* Written request *
Write out each line from the data below that includes the word "Вологодская".

* Dataset entries *
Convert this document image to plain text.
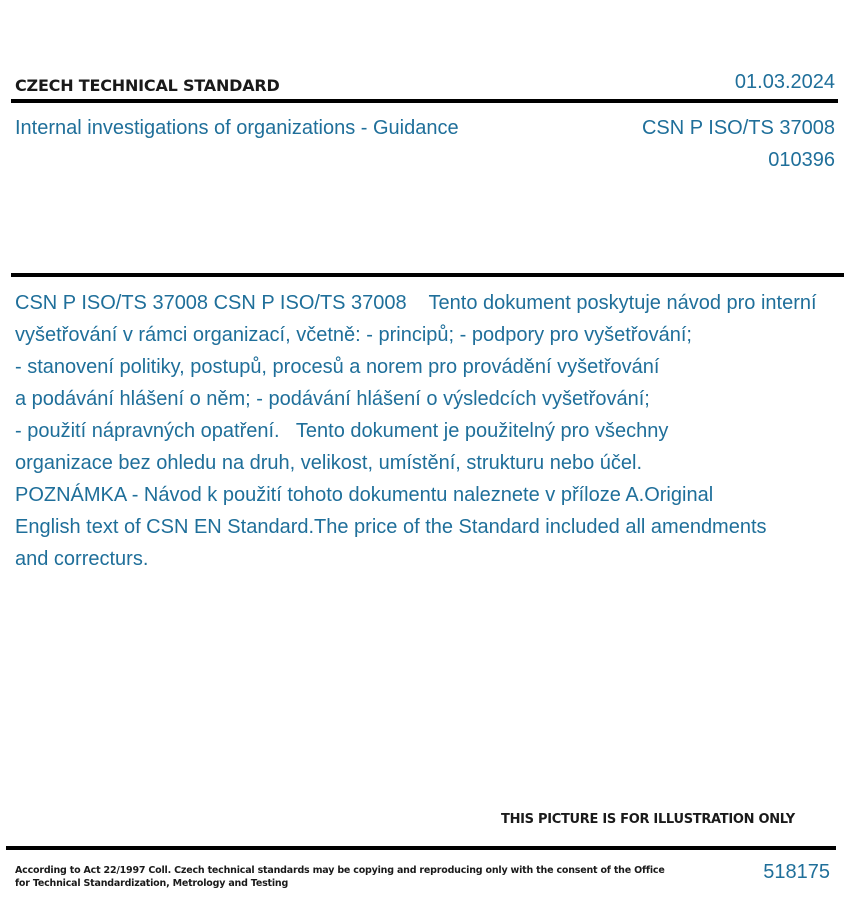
CZECH TECHNICAL STANDARD	01.03.2024
Internal investigations of organizations - Guidance	CSN P ISO/TS 37008
010396
CSN P ISO/TS 37008 CSN P ISO/TS 37008    Tento dokument poskytuje návod pro interní
vyšetřování v rámci organizací, včetně: - principů; - podpory pro vyšetřování;
- stanovení politiky, postupů, procesů a norem pro provádění vyšetřování
a podávání hlášení o něm; - podávání hlášení o výsledcích vyšetřování;
- použití nápravných opatření.   Tento dokument je použitelný pro všechny
organizace bez ohledu na druh, velikost, umístění, strukturu nebo účel.
POZNÁMKA - Návod k použití tohoto dokumentu naleznete v příloze A.Original
English text of CSN EN Standard.The price of the Standard included all amendments
and correcturs.
THIS PICTURE IS FOR ILLUSTRATION ONLY
According to Act 22/1997 Coll. Czech technical standards may be copying and reproducing only with the consent of the Office
for Technical Standardization, Metrology and Testing
518175
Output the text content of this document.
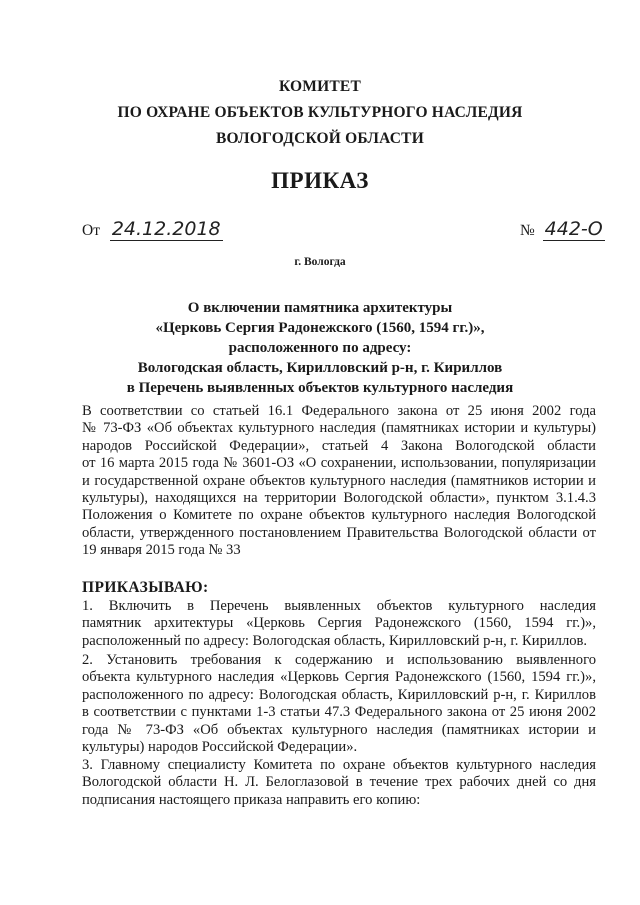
КОМИТЕТ
ПО ОХРАНЕ ОБЪЕКТОВ КУЛЬТУРНОГО НАСЛЕДИЯ
ВОЛОГОДСКОЙ ОБЛАСТИ
ПРИКАЗ
От 24.12.2018	№ 442-О
г. Вологда
О включении памятника архитектуры
«Церковь Сергия Радонежского (1560, 1594 гг.)»,
расположенного по адресу:
Вологодская область, Кирилловский р-н, г. Кириллов
в Перечень выявленных объектов культурного наследия
В соответствии со статьей 16.1 Федерального закона от 25 июня 2002 года
№ 73-ФЗ «Об объектах культурного наследия (памятниках истории и культуры)
народов Российской Федерации», статьей 4 Закона Вологодской области
от 16 марта 2015 года № 3601-ОЗ «О сохранении, использовании, популяризации
и государственной охране объектов культурного наследия (памятников истории и
культуры), находящихся на территории Вологодской области», пунктом 3.1.4.3
Положения о Комитете по охране объектов культурного наследия Вологодской
области, утвержденного постановлением Правительства Вологодской области от
19 января 2015 года № 33
ПРИКАЗЫВАЮ:
1. Включить в Перечень выявленных объектов культурного наследия
памятник архитектуры «Церковь Сергия Радонежского (1560, 1594 гг.)»,
расположенный по адресу: Вологодская область, Кирилловский р-н, г. Кириллов.
2. Установить требования к содержанию и использованию выявленного
объекта культурного наследия «Церковь Сергия Радонежского (1560, 1594 гг.)»,
расположенного по адресу: Вологодская область, Кирилловский р-н, г. Кириллов
в соответствии с пунктами 1-3 статьи 47.3 Федерального закона от 25 июня 2002
года № 73-ФЗ «Об объектах культурного наследия (памятниках истории и
культуры) народов Российской Федерации».
3. Главному специалисту Комитета по охране объектов культурного наследия
Вологодской области Н. Л. Белоглазовой в течение трех рабочих дней со дня
подписания настоящего приказа направить его копию:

* Solution to this task *
Вологодская область, Кирилловский р-н, г. Кириллов
расположенный по адресу: Вологодская область, Кирилловский р-н, г. Кириллов.
расположенного по адресу: Вологодская область, Кирилловский р-н, г. Кириллов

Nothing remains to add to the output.